• [EXERCISE DESCRIPTION]: Exactly as given, write out the lines from the one containing "What data populates" through the end of the listing, with both ends included and nothing else.

• [ROWS]:
^^^^

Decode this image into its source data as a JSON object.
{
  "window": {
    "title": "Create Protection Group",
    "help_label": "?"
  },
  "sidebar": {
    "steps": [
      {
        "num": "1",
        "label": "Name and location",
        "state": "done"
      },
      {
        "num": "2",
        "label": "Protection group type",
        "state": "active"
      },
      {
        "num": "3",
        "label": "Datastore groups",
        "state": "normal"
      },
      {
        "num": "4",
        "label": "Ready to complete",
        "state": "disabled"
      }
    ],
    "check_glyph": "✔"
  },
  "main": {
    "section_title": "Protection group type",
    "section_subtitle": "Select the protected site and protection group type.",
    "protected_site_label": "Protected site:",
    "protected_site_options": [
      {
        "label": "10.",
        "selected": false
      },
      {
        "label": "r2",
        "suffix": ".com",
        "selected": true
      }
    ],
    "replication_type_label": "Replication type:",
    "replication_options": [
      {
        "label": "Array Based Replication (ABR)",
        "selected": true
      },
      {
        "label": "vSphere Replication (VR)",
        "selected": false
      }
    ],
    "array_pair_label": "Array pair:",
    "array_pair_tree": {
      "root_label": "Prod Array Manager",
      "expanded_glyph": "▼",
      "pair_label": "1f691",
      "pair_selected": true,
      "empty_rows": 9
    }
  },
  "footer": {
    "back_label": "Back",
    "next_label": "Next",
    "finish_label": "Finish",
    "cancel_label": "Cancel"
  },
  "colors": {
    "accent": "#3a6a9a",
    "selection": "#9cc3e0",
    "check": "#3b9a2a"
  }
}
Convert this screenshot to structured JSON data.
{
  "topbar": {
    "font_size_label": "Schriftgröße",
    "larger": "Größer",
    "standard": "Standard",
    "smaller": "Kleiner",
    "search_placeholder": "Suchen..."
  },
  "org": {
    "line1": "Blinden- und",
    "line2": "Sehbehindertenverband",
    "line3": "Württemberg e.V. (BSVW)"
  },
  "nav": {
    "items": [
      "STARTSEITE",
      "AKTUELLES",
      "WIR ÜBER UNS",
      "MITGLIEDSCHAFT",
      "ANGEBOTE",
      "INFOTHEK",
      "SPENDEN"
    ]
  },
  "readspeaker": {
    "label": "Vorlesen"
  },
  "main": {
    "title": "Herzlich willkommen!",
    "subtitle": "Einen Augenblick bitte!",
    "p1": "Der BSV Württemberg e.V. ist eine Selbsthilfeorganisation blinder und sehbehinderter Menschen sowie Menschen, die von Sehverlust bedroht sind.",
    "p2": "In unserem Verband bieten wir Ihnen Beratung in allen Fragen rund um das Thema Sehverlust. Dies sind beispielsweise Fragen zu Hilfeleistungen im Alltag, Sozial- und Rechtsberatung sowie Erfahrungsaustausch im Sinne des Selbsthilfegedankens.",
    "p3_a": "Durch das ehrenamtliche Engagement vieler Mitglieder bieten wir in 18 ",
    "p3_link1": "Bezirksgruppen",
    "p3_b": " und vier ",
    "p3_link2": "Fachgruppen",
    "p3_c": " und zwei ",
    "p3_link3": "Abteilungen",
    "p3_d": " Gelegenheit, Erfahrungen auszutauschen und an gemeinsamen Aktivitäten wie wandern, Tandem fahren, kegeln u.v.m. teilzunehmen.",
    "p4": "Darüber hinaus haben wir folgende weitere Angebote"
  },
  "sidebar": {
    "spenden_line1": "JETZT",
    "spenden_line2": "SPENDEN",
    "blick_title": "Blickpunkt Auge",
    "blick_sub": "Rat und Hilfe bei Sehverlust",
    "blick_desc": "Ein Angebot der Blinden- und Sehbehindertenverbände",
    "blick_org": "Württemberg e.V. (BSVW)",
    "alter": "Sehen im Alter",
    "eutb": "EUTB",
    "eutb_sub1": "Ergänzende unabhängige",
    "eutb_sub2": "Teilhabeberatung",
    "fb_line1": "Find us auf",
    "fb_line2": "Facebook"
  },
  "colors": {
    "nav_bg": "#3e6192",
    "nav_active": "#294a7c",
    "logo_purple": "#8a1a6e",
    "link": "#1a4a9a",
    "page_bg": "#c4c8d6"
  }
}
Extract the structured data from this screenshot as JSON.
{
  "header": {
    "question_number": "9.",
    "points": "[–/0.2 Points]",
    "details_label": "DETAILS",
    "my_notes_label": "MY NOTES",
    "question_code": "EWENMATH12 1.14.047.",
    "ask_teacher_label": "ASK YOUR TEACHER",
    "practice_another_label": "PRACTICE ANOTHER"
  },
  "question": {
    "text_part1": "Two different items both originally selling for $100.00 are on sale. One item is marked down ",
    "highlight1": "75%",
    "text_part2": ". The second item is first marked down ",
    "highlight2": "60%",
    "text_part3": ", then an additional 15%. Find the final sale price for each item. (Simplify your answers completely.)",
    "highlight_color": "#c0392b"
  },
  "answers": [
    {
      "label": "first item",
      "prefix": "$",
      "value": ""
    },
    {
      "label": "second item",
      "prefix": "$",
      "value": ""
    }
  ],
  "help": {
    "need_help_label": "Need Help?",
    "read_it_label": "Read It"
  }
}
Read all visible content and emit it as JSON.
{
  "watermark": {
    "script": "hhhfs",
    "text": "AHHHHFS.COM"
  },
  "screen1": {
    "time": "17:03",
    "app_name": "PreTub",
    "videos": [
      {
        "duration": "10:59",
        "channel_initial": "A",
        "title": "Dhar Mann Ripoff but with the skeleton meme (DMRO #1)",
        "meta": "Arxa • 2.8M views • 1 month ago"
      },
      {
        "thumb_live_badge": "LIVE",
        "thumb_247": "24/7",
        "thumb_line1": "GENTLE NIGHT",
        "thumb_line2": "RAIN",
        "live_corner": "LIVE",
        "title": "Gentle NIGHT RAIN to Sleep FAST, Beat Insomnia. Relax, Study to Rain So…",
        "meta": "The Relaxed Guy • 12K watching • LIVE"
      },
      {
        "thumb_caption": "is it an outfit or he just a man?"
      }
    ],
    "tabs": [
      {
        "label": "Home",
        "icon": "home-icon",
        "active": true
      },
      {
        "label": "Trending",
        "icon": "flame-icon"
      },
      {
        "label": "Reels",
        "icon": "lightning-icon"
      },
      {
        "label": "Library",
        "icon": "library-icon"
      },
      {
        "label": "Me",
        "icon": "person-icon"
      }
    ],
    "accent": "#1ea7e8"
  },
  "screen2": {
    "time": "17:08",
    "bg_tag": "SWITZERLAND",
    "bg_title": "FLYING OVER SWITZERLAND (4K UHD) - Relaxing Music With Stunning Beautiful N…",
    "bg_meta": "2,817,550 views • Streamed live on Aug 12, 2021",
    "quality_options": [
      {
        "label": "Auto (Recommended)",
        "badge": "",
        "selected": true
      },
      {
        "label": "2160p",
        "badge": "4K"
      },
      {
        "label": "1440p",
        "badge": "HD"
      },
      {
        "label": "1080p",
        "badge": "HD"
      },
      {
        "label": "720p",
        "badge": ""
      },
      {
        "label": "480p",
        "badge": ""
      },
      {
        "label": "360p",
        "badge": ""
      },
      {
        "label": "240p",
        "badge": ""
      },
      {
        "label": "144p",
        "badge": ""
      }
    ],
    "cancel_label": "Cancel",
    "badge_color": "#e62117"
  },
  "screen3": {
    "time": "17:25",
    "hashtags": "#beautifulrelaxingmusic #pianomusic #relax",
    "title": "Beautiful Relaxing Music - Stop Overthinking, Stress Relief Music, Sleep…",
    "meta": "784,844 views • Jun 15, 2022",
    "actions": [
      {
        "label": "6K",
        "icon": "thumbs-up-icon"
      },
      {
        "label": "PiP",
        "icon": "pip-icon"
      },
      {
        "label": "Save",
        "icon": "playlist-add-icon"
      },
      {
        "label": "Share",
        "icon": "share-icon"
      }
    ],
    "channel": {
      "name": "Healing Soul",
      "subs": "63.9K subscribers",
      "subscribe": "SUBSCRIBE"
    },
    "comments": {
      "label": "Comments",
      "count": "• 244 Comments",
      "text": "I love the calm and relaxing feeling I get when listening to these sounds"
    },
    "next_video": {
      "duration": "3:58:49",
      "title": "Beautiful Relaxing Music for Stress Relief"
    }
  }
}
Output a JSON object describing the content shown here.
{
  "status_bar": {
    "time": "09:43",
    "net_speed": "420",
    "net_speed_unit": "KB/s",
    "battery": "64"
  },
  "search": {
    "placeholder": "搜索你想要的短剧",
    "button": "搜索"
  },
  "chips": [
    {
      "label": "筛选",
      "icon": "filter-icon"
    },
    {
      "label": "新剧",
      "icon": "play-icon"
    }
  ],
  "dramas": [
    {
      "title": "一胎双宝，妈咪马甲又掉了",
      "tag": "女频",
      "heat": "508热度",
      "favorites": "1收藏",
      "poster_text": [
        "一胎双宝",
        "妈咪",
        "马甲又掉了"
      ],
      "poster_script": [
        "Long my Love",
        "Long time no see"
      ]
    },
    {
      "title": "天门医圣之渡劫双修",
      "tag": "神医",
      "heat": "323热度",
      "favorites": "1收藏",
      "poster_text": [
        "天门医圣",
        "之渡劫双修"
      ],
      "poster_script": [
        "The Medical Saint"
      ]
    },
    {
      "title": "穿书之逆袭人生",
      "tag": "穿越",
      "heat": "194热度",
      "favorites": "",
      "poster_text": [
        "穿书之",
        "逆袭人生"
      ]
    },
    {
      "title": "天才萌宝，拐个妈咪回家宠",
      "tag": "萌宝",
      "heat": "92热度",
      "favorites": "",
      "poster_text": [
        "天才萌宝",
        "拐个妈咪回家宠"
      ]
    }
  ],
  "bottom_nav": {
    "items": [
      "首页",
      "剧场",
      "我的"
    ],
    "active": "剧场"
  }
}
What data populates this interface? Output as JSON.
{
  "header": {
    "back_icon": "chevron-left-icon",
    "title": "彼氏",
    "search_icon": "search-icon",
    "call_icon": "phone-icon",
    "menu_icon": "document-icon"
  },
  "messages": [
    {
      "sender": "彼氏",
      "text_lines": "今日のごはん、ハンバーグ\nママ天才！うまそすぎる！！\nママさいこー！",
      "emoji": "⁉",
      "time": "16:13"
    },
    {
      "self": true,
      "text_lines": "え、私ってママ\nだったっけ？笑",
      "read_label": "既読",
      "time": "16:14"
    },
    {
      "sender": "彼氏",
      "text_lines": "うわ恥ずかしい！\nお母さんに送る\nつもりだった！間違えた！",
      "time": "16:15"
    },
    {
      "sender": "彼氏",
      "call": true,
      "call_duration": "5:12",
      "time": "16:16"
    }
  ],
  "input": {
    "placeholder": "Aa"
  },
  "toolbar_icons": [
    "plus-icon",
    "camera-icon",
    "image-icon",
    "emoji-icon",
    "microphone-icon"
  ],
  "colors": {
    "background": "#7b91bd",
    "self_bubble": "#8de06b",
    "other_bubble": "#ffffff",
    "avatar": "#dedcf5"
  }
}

^^^^

• [ANSWER TO THE TASK]:
What data populates this interface? Output as JSON.
{
  "header": {
    "back_icon": "chevron-left-icon",
    "title": "彼氏",
    "search_icon": "search-icon",
    "call_icon": "phone-icon",
    "menu_icon": "document-icon"
  },
  "messages": [
    {
      "sender": "彼氏",
      "text_lines": "今日のごはん、ハンバーグ\nママ天才！うまそすぎる！！\nママさいこー！",
      "emoji": "⁉",
      "time": "16:13"
    },
    {
      "self": true,
      "text_lines": "え、私ってママ\nだったっけ？笑",
      "read_label": "既読",
      "time": "16:14"
    },
    {
      "sender": "彼氏",
      "text_lines": "うわ恥ずかしい！\nお母さんに送る\nつもりだった！間違えた！",
      "time": "16:15"
    },
    {
      "sender": "彼氏",
      "call": true,
      "call_duration": "5:12",
      "time": "16:16"
    }
  ],
  "input": {
    "placeholder": "Aa"
  },
  "toolbar_icons": [
    "plus-icon",
    "camera-icon",
    "image-icon",
    "emoji-icon",
    "microphone-icon"
  ],
  "colors": {
    "background": "#7b91bd",
    "self_bubble": "#8de06b",
    "other_bubble": "#ffffff",
    "avatar": "#dedcf5"
  }
}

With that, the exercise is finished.